Entries taken from a collection
####

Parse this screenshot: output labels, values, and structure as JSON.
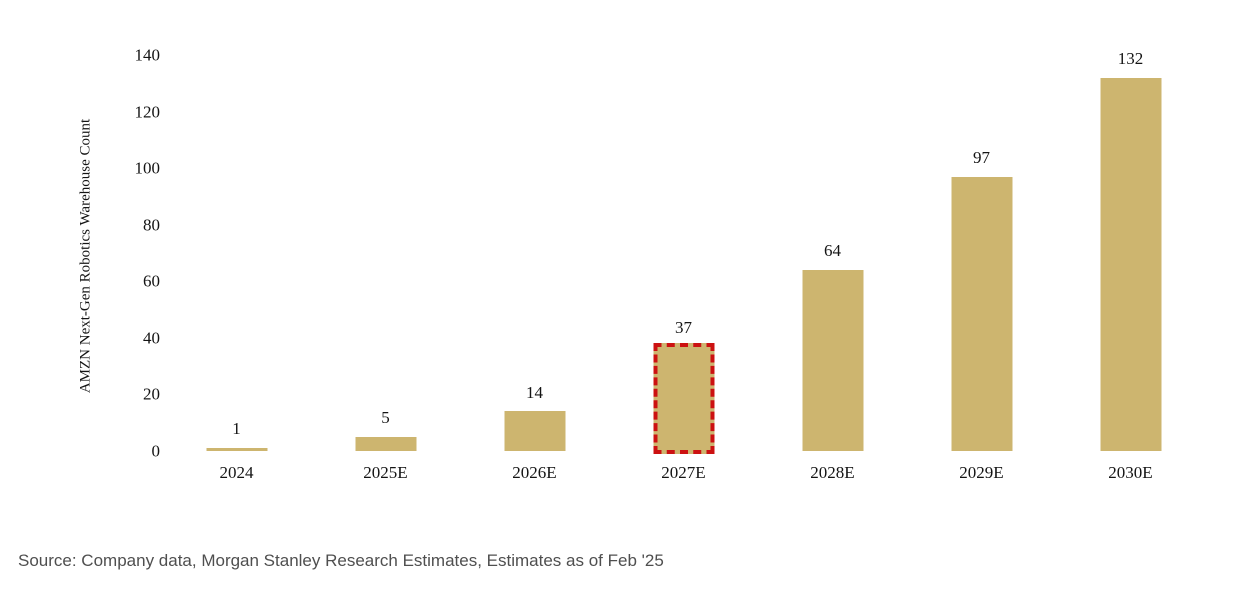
{
  "chart_data": {
    "type": "bar",
    "categories": [
      "2024",
      "2025E",
      "2026E",
      "2027E",
      "2028E",
      "2029E",
      "2030E"
    ],
    "values": [
      1,
      5,
      14,
      37,
      64,
      97,
      132
    ],
    "data_labels": [
      "1",
      "5",
      "14",
      "37",
      "64",
      "97",
      "132"
    ],
    "title": "",
    "xlabel": "",
    "ylabel": "AMZN Next-Gen Robotics Warehouse Count",
    "ylim": [
      0,
      140
    ],
    "yticks": [
      0,
      20,
      40,
      60,
      80,
      100,
      120,
      140
    ],
    "grid": false,
    "legend": false,
    "axis_lines": false,
    "bar_color": "#CDB56F",
    "text_color": "#141414",
    "highlight": {
      "category": "2027E",
      "style": "red-dashed-outline",
      "color": "#CC1111"
    }
  },
  "source_note": "Source: Company data, Morgan Stanley Research Estimates, Estimates as of Feb '25"
}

####

§ What the task asks
Exclude the pictures and transcribe all of the entries exactly.

§ Solution for this problem
Parse this screenshot: output labels, values, and structure as JSON.
{
  "chart_data": {
    "type": "bar",
    "categories": [
      "2024",
      "2025E",
      "2026E",
      "2027E",
      "2028E",
      "2029E",
      "2030E"
    ],
    "values": [
      1,
      5,
      14,
      37,
      64,
      97,
      132
    ],
    "data_labels": [
      "1",
      "5",
      "14",
      "37",
      "64",
      "97",
      "132"
    ],
    "title": "",
    "xlabel": "",
    "ylabel": "AMZN Next-Gen Robotics Warehouse Count",
    "ylim": [
      0,
      140
    ],
    "yticks": [
      0,
      20,
      40,
      60,
      80,
      100,
      120,
      140
    ],
    "grid": false,
    "legend": false,
    "axis_lines": false,
    "bar_color": "#CDB56F",
    "text_color": "#141414",
    "highlight": {
      "category": "2027E",
      "style": "red-dashed-outline",
      "color": "#CC1111"
    }
  },
  "source_note": "Source: Company data, Morgan Stanley Research Estimates, Estimates as of Feb '25"
}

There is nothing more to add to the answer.